• _TASK GOAL_: Repeat every line of the listing below exactly, minus the pictures.

Collected data:

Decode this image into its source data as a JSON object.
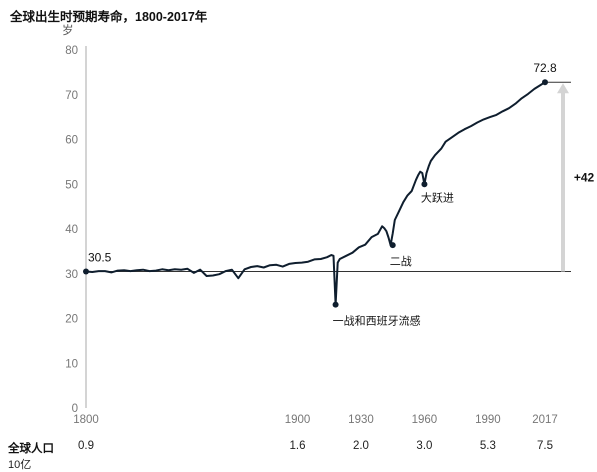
{
  "title": "全球出生时预期寿命，1800-2017年",
  "ylabel": "岁",
  "population": {
    "label": "全球人口",
    "unit": "10亿",
    "values": [
      {
        "year": 1800,
        "text": "0.9"
      },
      {
        "year": 1900,
        "text": "1.6"
      },
      {
        "year": 1930,
        "text": "2.0"
      },
      {
        "year": 1960,
        "text": "3.0"
      },
      {
        "year": 1990,
        "text": "5.3"
      },
      {
        "year": 2017,
        "text": "7.5"
      }
    ]
  },
  "chart_data": {
    "type": "line",
    "title": "全球出生时预期寿命，1800-2017年",
    "xlabel": "",
    "ylabel": "岁",
    "xlim": [
      1800,
      2017
    ],
    "ylim": [
      0,
      80
    ],
    "yticks": [
      0,
      10,
      20,
      30,
      40,
      50,
      60,
      70,
      80
    ],
    "xticks": [
      "1800",
      "1900",
      "1930",
      "1960",
      "1990",
      "2017"
    ],
    "series": [
      {
        "x": [
          1800,
          1803,
          1806,
          1809,
          1812,
          1815,
          1818,
          1821,
          1824,
          1827,
          1830,
          1833,
          1836,
          1839,
          1842,
          1845,
          1848,
          1851,
          1854,
          1857,
          1860,
          1863,
          1866,
          1869,
          1872,
          1875,
          1878,
          1881,
          1884,
          1887,
          1890,
          1893,
          1896,
          1899,
          1902,
          1905,
          1908,
          1911,
          1914,
          1916,
          1917,
          1918,
          1919,
          1920,
          1923,
          1926,
          1929,
          1932,
          1935,
          1938,
          1940,
          1941,
          1942,
          1943,
          1944,
          1945,
          1946,
          1948,
          1950,
          1952,
          1954,
          1956,
          1957,
          1958,
          1959,
          1960,
          1961,
          1962,
          1963,
          1965,
          1968,
          1970,
          1973,
          1976,
          1979,
          1982,
          1985,
          1988,
          1991,
          1994,
          1997,
          2000,
          2003,
          2006,
          2009,
          2012,
          2015,
          2017
        ],
        "values": [
          30.5,
          30.4,
          30.6,
          30.6,
          30.3,
          30.7,
          30.8,
          30.6,
          30.8,
          30.9,
          30.6,
          30.7,
          31.0,
          30.8,
          31.0,
          30.9,
          31.1,
          30.2,
          30.9,
          29.5,
          29.6,
          29.9,
          30.6,
          30.9,
          29.0,
          31.0,
          31.5,
          31.7,
          31.4,
          31.9,
          32.0,
          31.6,
          32.2,
          32.4,
          32.5,
          32.7,
          33.2,
          33.3,
          33.7,
          34.2,
          34.0,
          23.1,
          32.5,
          33.3,
          34.0,
          34.7,
          35.9,
          36.5,
          38.2,
          38.9,
          40.6,
          40.2,
          39.5,
          38.1,
          36.4,
          39.0,
          42.0,
          44.0,
          46.0,
          47.5,
          48.5,
          51.0,
          52.0,
          52.8,
          52.5,
          50.0,
          52.5,
          54.0,
          55.2,
          56.5,
          58.0,
          59.5,
          60.5,
          61.5,
          62.3,
          63.0,
          63.8,
          64.5,
          65.0,
          65.5,
          66.3,
          67.0,
          68.0,
          69.2,
          70.2,
          71.3,
          72.2,
          72.8
        ]
      }
    ],
    "annotations": [
      {
        "text": "30.5",
        "x": 1800,
        "y": 30.5
      },
      {
        "text": "一战和西班牙流感",
        "x": 1918,
        "y": 23.1
      },
      {
        "text": "二战",
        "x": 1945,
        "y": 36.4
      },
      {
        "text": "大跃进",
        "x": 1960,
        "y": 50.0
      },
      {
        "text": "72.8",
        "x": 2017,
        "y": 72.8
      },
      {
        "text": "+42",
        "x": 2017,
        "y": 51.5
      }
    ],
    "grid": false,
    "colors": {
      "line": "#0f1e2e",
      "reference": "#333333",
      "arrow": "#d4d4d4",
      "axis": "#aaaaaa"
    }
  }
}
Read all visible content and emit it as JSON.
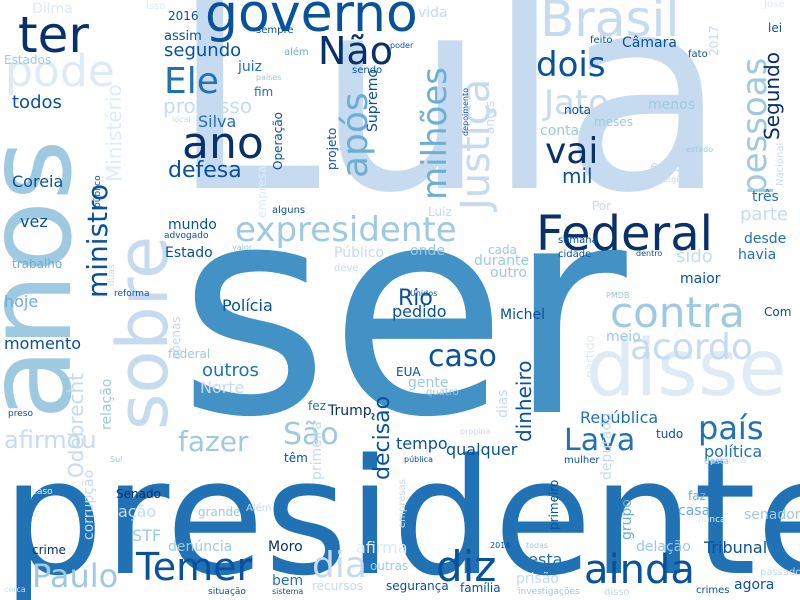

• _RESULT FOR THIS TASK_:
Decode this image into its source data as a JSON object.
{
  "title": "全球出生时预期寿命，1800-2017年",
  "ylabel": "岁",
  "population": {
    "label": "全球人口",
    "unit": "10亿",
    "values": [
      {
        "year": 1800,
        "text": "0.9"
      },
      {
        "year": 1900,
        "text": "1.6"
      },
      {
        "year": 1930,
        "text": "2.0"
      },
      {
        "year": 1960,
        "text": "3.0"
      },
      {
        "year": 1990,
        "text": "5.3"
      },
      {
        "year": 2017,
        "text": "7.5"
      }
    ]
  },
  "chart_data": {
    "type": "line",
    "title": "全球出生时预期寿命，1800-2017年",
    "xlabel": "",
    "ylabel": "岁",
    "xlim": [
      1800,
      2017
    ],
    "ylim": [
      0,
      80
    ],
    "yticks": [
      0,
      10,
      20,
      30,
      40,
      50,
      60,
      70,
      80
    ],
    "xticks": [
      "1800",
      "1900",
      "1930",
      "1960",
      "1990",
      "2017"
    ],
    "series": [
      {
        "x": [
          1800,
          1803,
          1806,
          1809,
          1812,
          1815,
          1818,
          1821,
          1824,
          1827,
          1830,
          1833,
          1836,
          1839,
          1842,
          1845,
          1848,
          1851,
          1854,
          1857,
          1860,
          1863,
          1866,
          1869,
          1872,
          1875,
          1878,
          1881,
          1884,
          1887,
          1890,
          1893,
          1896,
          1899,
          1902,
          1905,
          1908,
          1911,
          1914,
          1916,
          1917,
          1918,
          1919,
          1920,
          1923,
          1926,
          1929,
          1932,
          1935,
          1938,
          1940,
          1941,
          1942,
          1943,
          1944,
          1945,
          1946,
          1948,
          1950,
          1952,
          1954,
          1956,
          1957,
          1958,
          1959,
          1960,
          1961,
          1962,
          1963,
          1965,
          1968,
          1970,
          1973,
          1976,
          1979,
          1982,
          1985,
          1988,
          1991,
          1994,
          1997,
          2000,
          2003,
          2006,
          2009,
          2012,
          2015,
          2017
        ],
        "values": [
          30.5,
          30.4,
          30.6,
          30.6,
          30.3,
          30.7,
          30.8,
          30.6,
          30.8,
          30.9,
          30.6,
          30.7,
          31.0,
          30.8,
          31.0,
          30.9,
          31.1,
          30.2,
          30.9,
          29.5,
          29.6,
          29.9,
          30.6,
          30.9,
          29.0,
          31.0,
          31.5,
          31.7,
          31.4,
          31.9,
          32.0,
          31.6,
          32.2,
          32.4,
          32.5,
          32.7,
          33.2,
          33.3,
          33.7,
          34.2,
          34.0,
          23.1,
          32.5,
          33.3,
          34.0,
          34.7,
          35.9,
          36.5,
          38.2,
          38.9,
          40.6,
          40.2,
          39.5,
          38.1,
          36.4,
          39.0,
          42.0,
          44.0,
          46.0,
          47.5,
          48.5,
          51.0,
          52.0,
          52.8,
          52.5,
          50.0,
          52.5,
          54.0,
          55.2,
          56.5,
          58.0,
          59.5,
          60.5,
          61.5,
          62.3,
          63.0,
          63.8,
          64.5,
          65.0,
          65.5,
          66.3,
          67.0,
          68.0,
          69.2,
          70.2,
          71.3,
          72.2,
          72.8
        ]
      }
    ],
    "annotations": [
      {
        "text": "30.5",
        "x": 1800,
        "y": 30.5
      },
      {
        "text": "一战和西班牙流感",
        "x": 1918,
        "y": 23.1
      },
      {
        "text": "二战",
        "x": 1945,
        "y": 36.4
      },
      {
        "text": "大跃进",
        "x": 1960,
        "y": 50.0
      },
      {
        "text": "72.8",
        "x": 2017,
        "y": 72.8
      },
      {
        "text": "+42",
        "x": 2017,
        "y": 51.5
      }
    ],
    "grid": false,
    "colors": {
      "line": "#0f1e2e",
      "reference": "#333333",
      "arrow": "#d4d4d4",
      "axis": "#aaaaaa"
    }
  }
}
Read all visible content and emit it as JSON.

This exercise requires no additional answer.